> _DATA IN THIS EXERCISE_:

------------------------------------------------

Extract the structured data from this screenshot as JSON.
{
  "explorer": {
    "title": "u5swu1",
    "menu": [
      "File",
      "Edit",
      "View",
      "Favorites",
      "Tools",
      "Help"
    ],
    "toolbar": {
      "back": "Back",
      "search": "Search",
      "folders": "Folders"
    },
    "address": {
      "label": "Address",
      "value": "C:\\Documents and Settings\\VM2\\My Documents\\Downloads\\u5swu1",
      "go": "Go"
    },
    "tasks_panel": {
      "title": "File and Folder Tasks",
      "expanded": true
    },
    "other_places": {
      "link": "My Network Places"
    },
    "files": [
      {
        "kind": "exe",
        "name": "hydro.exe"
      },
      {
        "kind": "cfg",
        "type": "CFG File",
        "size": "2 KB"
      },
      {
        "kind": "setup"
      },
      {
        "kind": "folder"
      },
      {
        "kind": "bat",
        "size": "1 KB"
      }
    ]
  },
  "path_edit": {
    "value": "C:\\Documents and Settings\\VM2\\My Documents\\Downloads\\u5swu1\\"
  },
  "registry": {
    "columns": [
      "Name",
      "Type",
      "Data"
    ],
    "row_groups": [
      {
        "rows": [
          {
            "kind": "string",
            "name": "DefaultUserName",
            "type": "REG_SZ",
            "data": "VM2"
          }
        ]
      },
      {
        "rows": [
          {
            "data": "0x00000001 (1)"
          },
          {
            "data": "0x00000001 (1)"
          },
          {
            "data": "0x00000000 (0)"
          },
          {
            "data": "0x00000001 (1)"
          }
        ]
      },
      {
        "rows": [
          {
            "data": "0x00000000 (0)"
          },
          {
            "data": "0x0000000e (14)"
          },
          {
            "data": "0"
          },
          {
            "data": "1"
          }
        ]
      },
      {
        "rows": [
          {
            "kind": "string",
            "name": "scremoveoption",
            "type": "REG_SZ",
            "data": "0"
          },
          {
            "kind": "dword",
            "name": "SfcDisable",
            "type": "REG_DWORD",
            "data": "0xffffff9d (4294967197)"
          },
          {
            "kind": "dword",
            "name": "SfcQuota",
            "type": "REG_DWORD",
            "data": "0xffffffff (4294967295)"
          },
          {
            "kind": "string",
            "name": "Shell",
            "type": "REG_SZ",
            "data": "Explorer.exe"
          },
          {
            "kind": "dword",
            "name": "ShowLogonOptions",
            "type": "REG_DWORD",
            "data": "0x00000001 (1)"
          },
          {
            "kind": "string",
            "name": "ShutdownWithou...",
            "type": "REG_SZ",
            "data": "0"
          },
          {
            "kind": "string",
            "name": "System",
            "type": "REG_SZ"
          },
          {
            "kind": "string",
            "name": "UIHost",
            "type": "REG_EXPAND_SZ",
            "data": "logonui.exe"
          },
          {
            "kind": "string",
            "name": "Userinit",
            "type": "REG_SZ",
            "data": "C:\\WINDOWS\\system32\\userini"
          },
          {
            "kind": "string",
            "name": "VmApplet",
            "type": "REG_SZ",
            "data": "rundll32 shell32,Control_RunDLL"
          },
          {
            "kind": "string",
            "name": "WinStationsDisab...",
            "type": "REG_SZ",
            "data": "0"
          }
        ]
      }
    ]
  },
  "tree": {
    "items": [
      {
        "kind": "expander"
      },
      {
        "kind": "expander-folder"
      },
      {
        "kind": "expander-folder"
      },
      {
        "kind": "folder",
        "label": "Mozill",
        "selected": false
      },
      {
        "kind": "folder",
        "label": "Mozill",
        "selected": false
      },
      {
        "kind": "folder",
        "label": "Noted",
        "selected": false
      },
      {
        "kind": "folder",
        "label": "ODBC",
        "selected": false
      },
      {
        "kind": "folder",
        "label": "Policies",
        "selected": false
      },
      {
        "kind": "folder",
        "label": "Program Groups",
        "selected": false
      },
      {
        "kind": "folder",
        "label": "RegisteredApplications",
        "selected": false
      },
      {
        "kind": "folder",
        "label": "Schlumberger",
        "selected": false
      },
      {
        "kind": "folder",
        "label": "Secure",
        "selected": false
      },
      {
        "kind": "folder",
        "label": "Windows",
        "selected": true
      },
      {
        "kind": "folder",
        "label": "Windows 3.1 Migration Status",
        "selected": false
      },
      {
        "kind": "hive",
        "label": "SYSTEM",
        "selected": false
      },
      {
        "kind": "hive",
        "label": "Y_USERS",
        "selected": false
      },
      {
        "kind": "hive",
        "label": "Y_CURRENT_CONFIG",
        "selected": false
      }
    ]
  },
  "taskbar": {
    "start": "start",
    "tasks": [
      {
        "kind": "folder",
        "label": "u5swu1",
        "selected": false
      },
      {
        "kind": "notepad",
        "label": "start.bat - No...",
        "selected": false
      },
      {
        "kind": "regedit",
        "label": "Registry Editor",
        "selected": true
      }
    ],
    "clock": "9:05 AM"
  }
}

------------------------------------------------

> _GIVEN PROBLEM_:
Reproduce each record exactly as it appears.

> _REPLY TO THE TASK_:
Extract the structured data from this screenshot as JSON.
{
  "explorer": {
    "title": "u5swu1",
    "menu": [
      "File",
      "Edit",
      "View",
      "Favorites",
      "Tools",
      "Help"
    ],
    "toolbar": {
      "back": "Back",
      "search": "Search",
      "folders": "Folders"
    },
    "address": {
      "label": "Address",
      "value": "C:\\Documents and Settings\\VM2\\My Documents\\Downloads\\u5swu1",
      "go": "Go"
    },
    "tasks_panel": {
      "title": "File and Folder Tasks",
      "expanded": true
    },
    "other_places": {
      "link": "My Network Places"
    },
    "files": [
      {
        "kind": "exe",
        "name": "hydro.exe"
      },
      {
        "kind": "cfg",
        "type": "CFG File",
        "size": "2 KB"
      },
      {
        "kind": "setup"
      },
      {
        "kind": "folder"
      },
      {
        "kind": "bat",
        "size": "1 KB"
      }
    ]
  },
  "path_edit": {
    "value": "C:\\Documents and Settings\\VM2\\My Documents\\Downloads\\u5swu1\\"
  },
  "registry": {
    "columns": [
      "Name",
      "Type",
      "Data"
    ],
    "row_groups": [
      {
        "rows": [
          {
            "kind": "string",
            "name": "DefaultUserName",
            "type": "REG_SZ",
            "data": "VM2"
          }
        ]
      },
      {
        "rows": [
          {
            "data": "0x00000001 (1)"
          },
          {
            "data": "0x00000001 (1)"
          },
          {
            "data": "0x00000000 (0)"
          },
          {
            "data": "0x00000001 (1)"
          }
        ]
      },
      {
        "rows": [
          {
            "data": "0x00000000 (0)"
          },
          {
            "data": "0x0000000e (14)"
          },
          {
            "data": "0"
          },
          {
            "data": "1"
          }
        ]
      },
      {
        "rows": [
          {
            "kind": "string",
            "name": "scremoveoption",
            "type": "REG_SZ",
            "data": "0"
          },
          {
            "kind": "dword",
            "name": "SfcDisable",
            "type": "REG_DWORD",
            "data": "0xffffff9d (4294967197)"
          },
          {
            "kind": "dword",
            "name": "SfcQuota",
            "type": "REG_DWORD",
            "data": "0xffffffff (4294967295)"
          },
          {
            "kind": "string",
            "name": "Shell",
            "type": "REG_SZ",
            "data": "Explorer.exe"
          },
          {
            "kind": "dword",
            "name": "ShowLogonOptions",
            "type": "REG_DWORD",
            "data": "0x00000001 (1)"
          },
          {
            "kind": "string",
            "name": "ShutdownWithou...",
            "type": "REG_SZ",
            "data": "0"
          },
          {
            "kind": "string",
            "name": "System",
            "type": "REG_SZ"
          },
          {
            "kind": "string",
            "name": "UIHost",
            "type": "REG_EXPAND_SZ",
            "data": "logonui.exe"
          },
          {
            "kind": "string",
            "name": "Userinit",
            "type": "REG_SZ",
            "data": "C:\\WINDOWS\\system32\\userini"
          },
          {
            "kind": "string",
            "name": "VmApplet",
            "type": "REG_SZ",
            "data": "rundll32 shell32,Control_RunDLL"
          },
          {
            "kind": "string",
            "name": "WinStationsDisab...",
            "type": "REG_SZ",
            "data": "0"
          }
        ]
      }
    ]
  },
  "tree": {
    "items": [
      {
        "kind": "expander"
      },
      {
        "kind": "expander-folder"
      },
      {
        "kind": "expander-folder"
      },
      {
        "kind": "folder",
        "label": "Mozill",
        "selected": false
      },
      {
        "kind": "folder",
        "label": "Mozill",
        "selected": false
      },
      {
        "kind": "folder",
        "label": "Noted",
        "selected": false
      },
      {
        "kind": "folder",
        "label": "ODBC",
        "selected": false
      },
      {
        "kind": "folder",
        "label": "Policies",
        "selected": false
      },
      {
        "kind": "folder",
        "label": "Program Groups",
        "selected": false
      },
      {
        "kind": "folder",
        "label": "RegisteredApplications",
        "selected": false
      },
      {
        "kind": "folder",
        "label": "Schlumberger",
        "selected": false
      },
      {
        "kind": "folder",
        "label": "Secure",
        "selected": false
      },
      {
        "kind": "folder",
        "label": "Windows",
        "selected": true
      },
      {
        "kind": "folder",
        "label": "Windows 3.1 Migration Status",
        "selected": false
      },
      {
        "kind": "hive",
        "label": "SYSTEM",
        "selected": false
      },
      {
        "kind": "hive",
        "label": "Y_USERS",
        "selected": false
      },
      {
        "kind": "hive",
        "label": "Y_CURRENT_CONFIG",
        "selected": false
      }
    ]
  },
  "taskbar": {
    "start": "start",
    "tasks": [
      {
        "kind": "folder",
        "label": "u5swu1",
        "selected": false
      },
      {
        "kind": "notepad",
        "label": "start.bat - No...",
        "selected": false
      },
      {
        "kind": "regedit",
        "label": "Registry Editor",
        "selected": true
      }
    ],
    "clock": "9:05 AM"
  }
}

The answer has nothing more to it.